- _Supplied entries_:
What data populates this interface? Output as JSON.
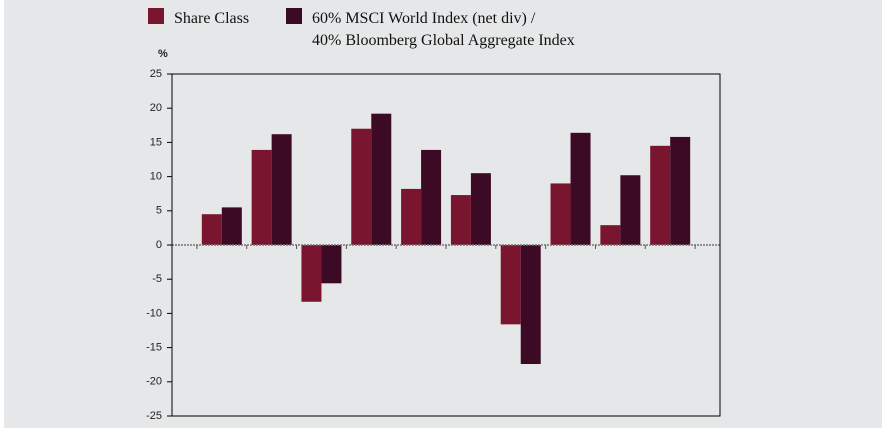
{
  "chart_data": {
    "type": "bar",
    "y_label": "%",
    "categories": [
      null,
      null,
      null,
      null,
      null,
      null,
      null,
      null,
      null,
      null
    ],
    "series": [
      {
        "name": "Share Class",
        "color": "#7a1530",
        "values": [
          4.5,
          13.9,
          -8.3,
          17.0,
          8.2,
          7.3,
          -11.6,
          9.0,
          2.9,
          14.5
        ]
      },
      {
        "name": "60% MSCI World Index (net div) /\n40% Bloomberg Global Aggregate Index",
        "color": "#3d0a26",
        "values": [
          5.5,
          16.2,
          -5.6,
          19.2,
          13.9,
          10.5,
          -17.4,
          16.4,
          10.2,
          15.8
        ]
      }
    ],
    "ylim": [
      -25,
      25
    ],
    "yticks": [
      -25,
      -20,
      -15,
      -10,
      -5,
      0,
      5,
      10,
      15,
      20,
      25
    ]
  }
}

- _Written task_: Set the listing down in full and exactly. Pictures within it should not appear in the copy.

- _Written response_:
What data populates this interface? Output as JSON.
{
  "chart_data": {
    "type": "bar",
    "y_label": "%",
    "categories": [
      null,
      null,
      null,
      null,
      null,
      null,
      null,
      null,
      null,
      null
    ],
    "series": [
      {
        "name": "Share Class",
        "color": "#7a1530",
        "values": [
          4.5,
          13.9,
          -8.3,
          17.0,
          8.2,
          7.3,
          -11.6,
          9.0,
          2.9,
          14.5
        ]
      },
      {
        "name": "60% MSCI World Index (net div) /\n40% Bloomberg Global Aggregate Index",
        "color": "#3d0a26",
        "values": [
          5.5,
          16.2,
          -5.6,
          19.2,
          13.9,
          10.5,
          -17.4,
          16.4,
          10.2,
          15.8
        ]
      }
    ],
    "ylim": [
      -25,
      25
    ],
    "yticks": [
      -25,
      -20,
      -15,
      -10,
      -5,
      0,
      5,
      10,
      15,
      20,
      25
    ]
  }
}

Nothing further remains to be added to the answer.